[Start]
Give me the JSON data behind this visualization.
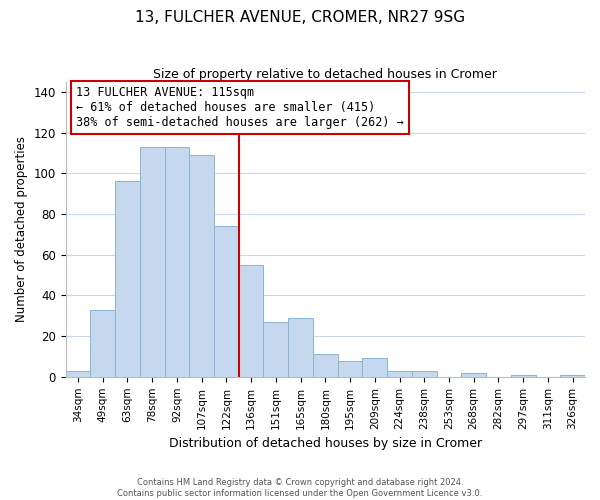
{
  "title": "13, FULCHER AVENUE, CROMER, NR27 9SG",
  "subtitle": "Size of property relative to detached houses in Cromer",
  "xlabel": "Distribution of detached houses by size in Cromer",
  "ylabel": "Number of detached properties",
  "categories": [
    "34sqm",
    "49sqm",
    "63sqm",
    "78sqm",
    "92sqm",
    "107sqm",
    "122sqm",
    "136sqm",
    "151sqm",
    "165sqm",
    "180sqm",
    "195sqm",
    "209sqm",
    "224sqm",
    "238sqm",
    "253sqm",
    "268sqm",
    "282sqm",
    "297sqm",
    "311sqm",
    "326sqm"
  ],
  "values": [
    3,
    33,
    96,
    113,
    113,
    109,
    74,
    55,
    27,
    29,
    11,
    8,
    9,
    3,
    3,
    0,
    2,
    0,
    1,
    0,
    1
  ],
  "bar_color": "#c5d8ed",
  "bar_edge_color": "#8ab4d4",
  "reference_line_color": "#cc0000",
  "annotation_text": "13 FULCHER AVENUE: 115sqm\n← 61% of detached houses are smaller (415)\n38% of semi-detached houses are larger (262) →",
  "annotation_box_color": "#ffffff",
  "annotation_box_edge_color": "#cc0000",
  "ylim": [
    0,
    145
  ],
  "yticks": [
    0,
    20,
    40,
    60,
    80,
    100,
    120,
    140
  ],
  "footer_line1": "Contains HM Land Registry data © Crown copyright and database right 2024.",
  "footer_line2": "Contains public sector information licensed under the Open Government Licence v3.0.",
  "background_color": "#ffffff",
  "grid_color": "#c8d8ea"
}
[End]
YOUR INSTRUCTIONS: Strip out the pictures and quote the remaining data word for word.

EXERCISE RESPONSE:
Give me the JSON data behind this visualization.
{
  "title": "13, FULCHER AVENUE, CROMER, NR27 9SG",
  "subtitle": "Size of property relative to detached houses in Cromer",
  "xlabel": "Distribution of detached houses by size in Cromer",
  "ylabel": "Number of detached properties",
  "categories": [
    "34sqm",
    "49sqm",
    "63sqm",
    "78sqm",
    "92sqm",
    "107sqm",
    "122sqm",
    "136sqm",
    "151sqm",
    "165sqm",
    "180sqm",
    "195sqm",
    "209sqm",
    "224sqm",
    "238sqm",
    "253sqm",
    "268sqm",
    "282sqm",
    "297sqm",
    "311sqm",
    "326sqm"
  ],
  "values": [
    3,
    33,
    96,
    113,
    113,
    109,
    74,
    55,
    27,
    29,
    11,
    8,
    9,
    3,
    3,
    0,
    2,
    0,
    1,
    0,
    1
  ],
  "bar_color": "#c5d8ed",
  "bar_edge_color": "#8ab4d4",
  "reference_line_color": "#cc0000",
  "annotation_text": "13 FULCHER AVENUE: 115sqm\n← 61% of detached houses are smaller (415)\n38% of semi-detached houses are larger (262) →",
  "annotation_box_color": "#ffffff",
  "annotation_box_edge_color": "#cc0000",
  "ylim": [
    0,
    145
  ],
  "yticks": [
    0,
    20,
    40,
    60,
    80,
    100,
    120,
    140
  ],
  "footer_line1": "Contains HM Land Registry data © Crown copyright and database right 2024.",
  "footer_line2": "Contains public sector information licensed under the Open Government Licence v3.0.",
  "background_color": "#ffffff",
  "grid_color": "#c8d8ea"
}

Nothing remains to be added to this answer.